╔══

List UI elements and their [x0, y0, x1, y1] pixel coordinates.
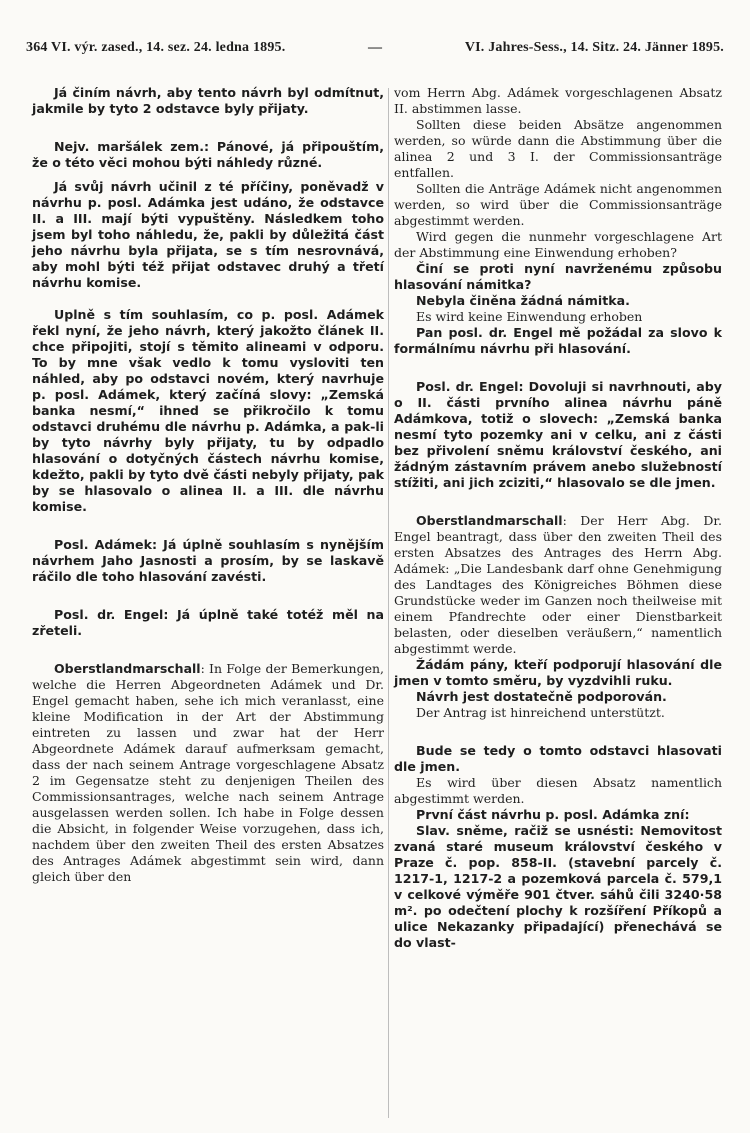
paragraph: Žádám pány, kteří podporují hlasování dle jmen v tomto směru, by vyzdvihli ruku. — [394, 657, 722, 688]
paragraph: vom Herrn Abg. Adámek vorgeschlagenen Absatz II. abstimmen lasse. — [394, 85, 722, 116]
speaker-prefix: Posl. dr. — [416, 379, 479, 394]
paragraph: Es wird über diesen Absatz namentlich abgestimmt werden. — [394, 775, 722, 806]
paragraph: Uplně s tím souhlasím, co p. posl. Adámek řekl nyní, že jeho návrh, který jakožto článek II. chce připojiti, stojí s těmito alineami v odporu. To by mne však vedlo k tomu vysloviti ten náhled, aby po odstavci novém, který navrhuje p. posl. Adámek, který začíná slovy: „Zemská banka nesmí,“ ihned se přikročilo k tomu odstavci druhému dle návrhu p. Adámka, a pak-li by tyto návrhy byly přijaty, tu by odpadlo hlasování o dotyčných částech návrhu komise, kdežto, pakli by tyto dvě části nebyly přijaty, pak by se hlasovalo o alinea II. a III. dle návrhu komise. — [32, 307, 384, 514]
speaker-name: Engel — [123, 607, 164, 622]
right-column — [394, 85, 722, 951]
paragraph-text: : In Folge der Bemerkungen, welche die Herren Abgeordneten Adámek und Dr. Engel gemacht haben, sehe ich mich veranlasst, eine kleine Modification in der Art der Abstimmung eintreten zu lassen und zwar hat der Herr Abgeordnete Adámek darauf aufmerksam gemacht, dass der nach seinem Antrage vorgeschlagene Absatz 2 im Gegensatze steht zu denjenigen Theilen des Commissionsantrages, welche nach seinem Antrage ausgelassen werden sollen. Ich habe in Folge dessen die Absicht, in folgender Weise vorzugehen, dass ich, nachdem über den zweiten Theil des ersten Absatzes des Antrages Adámek abgestimmt sein wird, dann gleich über den — [32, 661, 384, 884]
speaker-name: Adámek — [94, 537, 152, 552]
paragraph: Der Antrag ist hinreichend unterstützt. — [416, 705, 665, 720]
paragraph: Slav. sněme, račiž se usnésti: Nemovitost zvaná staré museum království českého v Praze č. pop. 858-II. (stavební parcely č. 1217-1, 1217-2 a pozemková parcela č. 579,1 v celkové výměře 901 čtver. sáhů čili 3240·58 m². po odečtení plochy k rozšíření Příkopů a ulice Nekazanky připadající) přenechává se do vlast- — [394, 823, 722, 950]
paragraph: První část návrhu p. posl. Adámka zní: — [416, 807, 690, 822]
paragraph — [32, 139, 384, 171]
paragraph: Sollten die Anträge Adámek nicht angenommen werden, so wird über die Commissionsanträge abgestimmt werden. — [394, 181, 722, 228]
paragraph — [32, 607, 384, 639]
speaker-name: Oberstlandmarschall — [54, 661, 201, 676]
speaker-prefix: Posl. — [54, 537, 95, 552]
paragraph-text: : Dovoluji si navrhnouti, aby o II. části prvního alinea návrhu páně Adámkova, totiž o slovech: „Zemská banka nesmí tyto pozemky ani v celku, ani z části bez přivolení sněmu království českého, ani žádným zástavním právem anebo služebností stížiti, ani jich zciziti,“ hlasovalo se dle jmen. — [394, 379, 723, 490]
header-dash: — — [368, 40, 383, 55]
speaker-name: Oberstlandmarschall — [416, 513, 563, 528]
paragraph: Návrh jest dostatečně podporován. — [416, 689, 667, 704]
paragraph-text: : Der Herr Abg. Dr. Engel beantragt, dass über den zweiten Theil des ersten Absatzes des Antrages des Herrn Abg. Adámek: „Die Landesbank darf ohne Genehmigung des Landtages des Königreiches Böhmen diese Grundstücke weder im Ganzen noch theilweise mit einem Pfandrechte oder einer Dienstbarkeit belasten, oder dieselben veräußern,“ namentlich abgestimmt werde. — [394, 513, 722, 656]
speaker-name: Nejv. maršálek zem. — [54, 139, 204, 154]
column-divider — [388, 88, 389, 1118]
paragraph — [32, 661, 384, 885]
paragraph: Wird gegen die nunmehr vorgeschlagene Art der Abstimmung eine Einwendung erhoben? — [394, 229, 722, 260]
paragraph: Es wird keine Einwendung erhoben — [416, 309, 643, 324]
paragraph: Nebyla činěna žádná námitka. — [416, 293, 630, 308]
paragraph-text: : Já úplně také totéž měl na zřeteli. — [32, 607, 384, 638]
page-header — [26, 40, 724, 56]
paragraph — [394, 513, 722, 657]
paragraph — [394, 379, 722, 491]
speaker-prefix: Posl. dr. — [54, 607, 124, 622]
paragraph — [32, 537, 384, 585]
paragraph-text: : Pánové, já připouštím, že o této věci mohou býti náhledy různé. — [32, 139, 384, 170]
paragraph: Činí se proti nyní navrženému způsobu hlasování námitka? — [394, 261, 722, 292]
speaker-name: Engel — [478, 379, 519, 394]
paragraph: Bude se tedy o tomto odstavci hlasovati dle jmen. — [394, 743, 722, 774]
paragraph: Já činím návrh, aby tento návrh byl odmítnut, jakmile by tyto 2 odstavce byly přijaty. — [32, 85, 384, 116]
header-right: VI. Jahres-Sess., 14. Sitz. 24. Jänner 1895. — [464, 40, 724, 55]
paragraph: Sollten diese beiden Absätze angenommen werden, so würde dann die Abstimmung über die alinea 2 und 3 I. der Commissionsanträge entfallen. — [394, 117, 722, 180]
paragraph: Pan posl. dr. Engel mě požádal za slovo k formálnímu návrhu při hlasování. — [394, 325, 722, 356]
paragraph-text: : Já úplně souhlasím s nynějším návrhem Jaho Jasnosti a prosím, by se laskavě ráčilo dle toho hlasování zavésti. — [32, 537, 384, 584]
header-left: 364 VI. výr. zased., 14. sez. 24. ledna 1895. — [26, 40, 286, 55]
paragraph: Já svůj návrh učinil z té příčiny, poněvadž v návrhu p. posl. Adámka jest udáno, že odstavce II. a III. mají býti vypuštěny. Následkem toho jsem byl toho náhledu, že, pakli by důležitá část jeho návrhu byla přijata, se s tím nesrovnává, aby mohl býti též přijat odstavec druhý a třetí návrhu komise. — [32, 179, 384, 290]
left-column — [32, 85, 384, 885]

╚══

- [WORK TO COMPLETE]
Exact reproduction of the entries above is what's needed; images stay out.

- [THE ANSWER]
List UI elements and their [x0, y0, x1, y1] pixel coordinates.
paragraph: Žádám pány, kteří podporují hlasování dle jmen v tomto směru, by vyzdvihli ruku. — [394, 657, 722, 688]
paragraph: vom Herrn Abg. Adámek vorgeschlagenen Absatz II. abstimmen lasse. — [394, 85, 722, 116]
speaker-prefix: Posl. dr. — [416, 379, 479, 394]
paragraph: Es wird über diesen Absatz namentlich abgestimmt werden. — [394, 775, 722, 806]
paragraph: Uplně s tím souhlasím, co p. posl. Adámek řekl nyní, že jeho návrh, který jakožto článek II. chce připojiti, stojí s těmito alineami v odporu. To by mne však vedlo k tomu vysloviti ten náhled, aby po odstavci novém, který navrhuje p. posl. Adámek, který začíná slovy: „Zemská banka nesmí,“ ihned se přikročilo k tomu odstavci druhému dle návrhu p. Adámka, a pak-li by tyto návrhy byly přijaty, tu by odpadlo hlasování o dotyčných částech návrhu komise, kdežto, pakli by tyto dvě části nebyly přijaty, pak by se hlasovalo o alinea II. a III. dle návrhu komise. — [32, 307, 384, 514]
speaker-name: Engel — [123, 607, 164, 622]
right-column — [394, 85, 722, 951]
paragraph-text: : In Folge der Bemerkungen, welche die Herren Abgeordneten Adámek und Dr. Engel gemacht haben, sehe ich mich veranlasst, eine kleine Modification in der Art der Abstimmung eintreten zu lassen und zwar hat der Herr Abgeordnete Adámek darauf aufmerksam gemacht, dass der nach seinem Antrage vorgeschlagene Absatz 2 im Gegensatze steht zu denjenigen Theilen des Commissionsantrages, welche nach seinem Antrage ausgelassen werden sollen. Ich habe in Folge dessen die Absicht, in folgender Weise vorzugehen, dass ich, nachdem über den zweiten Theil des ersten Absatzes des Antrages Adámek abgestimmt sein wird, dann gleich über den — [32, 661, 384, 884]
speaker-name: Adámek — [94, 537, 152, 552]
paragraph: Der Antrag ist hinreichend unterstützt. — [416, 705, 665, 720]
paragraph: Slav. sněme, račiž se usnésti: Nemovitost zvaná staré museum království českého v Praze č. pop. 858-II. (stavební parcely č. 1217-1, 1217-2 a pozemková parcela č. 579,1 v celkové výměře 901 čtver. sáhů čili 3240·58 m². po odečtení plochy k rozšíření Příkopů a ulice Nekazanky připadající) přenechává se do vlast- — [394, 823, 722, 950]
paragraph: První část návrhu p. posl. Adámka zní: — [416, 807, 690, 822]
paragraph — [32, 139, 384, 171]
paragraph: Sollten die Anträge Adámek nicht angenommen werden, so wird über die Commissionsanträge abgestimmt werden. — [394, 181, 722, 228]
paragraph — [32, 607, 384, 639]
speaker-name: Oberstlandmarschall — [54, 661, 201, 676]
speaker-prefix: Posl. — [54, 537, 95, 552]
paragraph-text: : Dovoluji si navrhnouti, aby o II. části prvního alinea návrhu páně Adámkova, totiž o slovech: „Zemská banka nesmí tyto pozemky ani v celku, ani z části bez přivolení sněmu království českého, ani žádným zástavním právem anebo služebností stížiti, ani jich zciziti,“ hlasovalo se dle jmen. — [394, 379, 723, 490]
header-dash: — — [368, 40, 383, 55]
speaker-name: Oberstlandmarschall — [416, 513, 563, 528]
paragraph: Návrh jest dostatečně podporován. — [416, 689, 667, 704]
paragraph-text: : Der Herr Abg. Dr. Engel beantragt, dass über den zweiten Theil des ersten Absatzes des Antrages des Herrn Abg. Adámek: „Die Landesbank darf ohne Genehmigung des Landtages des Königreiches Böhmen diese Grundstücke weder im Ganzen noch theilweise mit einem Pfandrechte oder einer Dienstbarkeit belasten, oder dieselben veräußern,“ namentlich abgestimmt werde. — [394, 513, 722, 656]
speaker-name: Nejv. maršálek zem. — [54, 139, 204, 154]
column-divider — [388, 88, 389, 1118]
paragraph — [32, 661, 384, 885]
paragraph: Wird gegen die nunmehr vorgeschlagene Art der Abstimmung eine Einwendung erhoben? — [394, 229, 722, 260]
paragraph: Es wird keine Einwendung erhoben — [416, 309, 643, 324]
paragraph: Nebyla činěna žádná námitka. — [416, 293, 630, 308]
paragraph-text: : Já úplně také totéž měl na zřeteli. — [32, 607, 384, 638]
page-header — [26, 40, 724, 56]
paragraph — [394, 513, 722, 657]
paragraph — [394, 379, 722, 491]
speaker-prefix: Posl. dr. — [54, 607, 124, 622]
paragraph — [32, 537, 384, 585]
paragraph-text: : Pánové, já připouštím, že o této věci mohou býti náhledy různé. — [32, 139, 384, 170]
paragraph: Činí se proti nyní navrženému způsobu hlasování námitka? — [394, 261, 722, 292]
speaker-name: Engel — [478, 379, 519, 394]
paragraph: Bude se tedy o tomto odstavci hlasovati dle jmen. — [394, 743, 722, 774]
paragraph: Já činím návrh, aby tento návrh byl odmítnut, jakmile by tyto 2 odstavce byly přijaty. — [32, 85, 384, 116]
header-right: VI. Jahres-Sess., 14. Sitz. 24. Jänner 1895. — [464, 40, 724, 55]
paragraph: Sollten diese beiden Absätze angenommen werden, so würde dann die Abstimmung über die alinea 2 und 3 I. der Commissionsanträge entfallen. — [394, 117, 722, 180]
paragraph: Pan posl. dr. Engel mě požádal za slovo k formálnímu návrhu při hlasování. — [394, 325, 722, 356]
paragraph-text: : Já úplně souhlasím s nynějším návrhem Jaho Jasnosti a prosím, by se laskavě ráčilo dle toho hlasování zavésti. — [32, 537, 384, 584]
header-left: 364 VI. výr. zased., 14. sez. 24. ledna 1895. — [26, 40, 286, 55]
paragraph: Já svůj návrh učinil z té příčiny, poněvadž v návrhu p. posl. Adámka jest udáno, že odstavce II. a III. mají býti vypuštěny. Následkem toho jsem byl toho náhledu, že, pakli by důležitá část jeho návrhu byla přijata, se s tím nesrovnává, aby mohl býti též přijat odstavec druhý a třetí návrhu komise. — [32, 179, 384, 290]
left-column — [32, 85, 384, 885]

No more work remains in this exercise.